Material supplied:
◇ ◇ ◇

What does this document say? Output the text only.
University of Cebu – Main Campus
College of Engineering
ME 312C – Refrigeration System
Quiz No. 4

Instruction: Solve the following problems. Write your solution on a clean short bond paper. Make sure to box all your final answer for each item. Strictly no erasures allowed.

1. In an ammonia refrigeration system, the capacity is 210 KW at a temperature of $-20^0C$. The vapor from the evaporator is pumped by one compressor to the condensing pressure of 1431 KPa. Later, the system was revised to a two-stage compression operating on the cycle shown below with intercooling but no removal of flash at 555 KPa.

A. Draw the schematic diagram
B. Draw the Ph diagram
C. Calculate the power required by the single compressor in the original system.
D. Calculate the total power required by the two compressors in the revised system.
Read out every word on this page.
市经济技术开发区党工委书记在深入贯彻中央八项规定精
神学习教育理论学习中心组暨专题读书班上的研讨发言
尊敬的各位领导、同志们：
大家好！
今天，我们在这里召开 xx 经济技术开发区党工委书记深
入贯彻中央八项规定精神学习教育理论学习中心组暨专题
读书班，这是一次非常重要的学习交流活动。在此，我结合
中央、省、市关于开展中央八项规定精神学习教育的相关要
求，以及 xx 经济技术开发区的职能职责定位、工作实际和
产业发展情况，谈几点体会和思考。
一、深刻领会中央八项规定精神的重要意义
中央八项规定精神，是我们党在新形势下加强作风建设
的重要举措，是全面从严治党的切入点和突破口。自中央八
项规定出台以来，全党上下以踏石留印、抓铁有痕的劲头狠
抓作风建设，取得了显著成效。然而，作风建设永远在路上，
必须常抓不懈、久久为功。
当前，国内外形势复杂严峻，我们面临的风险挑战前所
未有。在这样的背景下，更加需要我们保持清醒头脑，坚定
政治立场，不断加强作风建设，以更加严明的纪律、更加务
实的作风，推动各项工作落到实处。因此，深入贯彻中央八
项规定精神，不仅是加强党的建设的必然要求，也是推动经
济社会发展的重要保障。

◇ ◇ ◇

Exercise task: Each record above should be repeated exactly as it appears.

Answer to the problem:
What does this document say? Output the text only.
University of Cebu – Main Campus
College of Engineering
ME 312C – Refrigeration System
Quiz No. 4

Instruction: Solve the following problems. Write your solution on a clean short bond paper. Make sure to box all your final answer for each item. Strictly no erasures allowed.

1. In an ammonia refrigeration system, the capacity is 210 KW at a temperature of $-20^0C$. The vapor from the evaporator is pumped by one compressor to the condensing pressure of 1431 KPa. Later, the system was revised to a two-stage compression operating on the cycle shown below with intercooling but no removal of flash at 555 KPa.

A. Draw the schematic diagram
B. Draw the Ph diagram
C. Calculate the power required by the single compressor in the original system.
D. Calculate the total power required by the two compressors in the revised system.
Read out every word on this page.
市经济技术开发区党工委书记在深入贯彻中央八项规定精
神学习教育理论学习中心组暨专题读书班上的研讨发言
尊敬的各位领导、同志们：
大家好！
今天，我们在这里召开 xx 经济技术开发区党工委书记深
入贯彻中央八项规定精神学习教育理论学习中心组暨专题
读书班，这是一次非常重要的学习交流活动。在此，我结合
中央、省、市关于开展中央八项规定精神学习教育的相关要
求，以及 xx 经济技术开发区的职能职责定位、工作实际和
产业发展情况，谈几点体会和思考。
一、深刻领会中央八项规定精神的重要意义
中央八项规定精神，是我们党在新形势下加强作风建设
的重要举措，是全面从严治党的切入点和突破口。自中央八
项规定出台以来，全党上下以踏石留印、抓铁有痕的劲头狠
抓作风建设，取得了显著成效。然而，作风建设永远在路上，
必须常抓不懈、久久为功。
当前，国内外形势复杂严峻，我们面临的风险挑战前所
未有。在这样的背景下，更加需要我们保持清醒头脑，坚定
政治立场，不断加强作风建设，以更加严明的纪律、更加务
实的作风，推动各项工作落到实处。因此，深入贯彻中央八
项规定精神，不仅是加强党的建设的必然要求，也是推动经
济社会发展的重要保障。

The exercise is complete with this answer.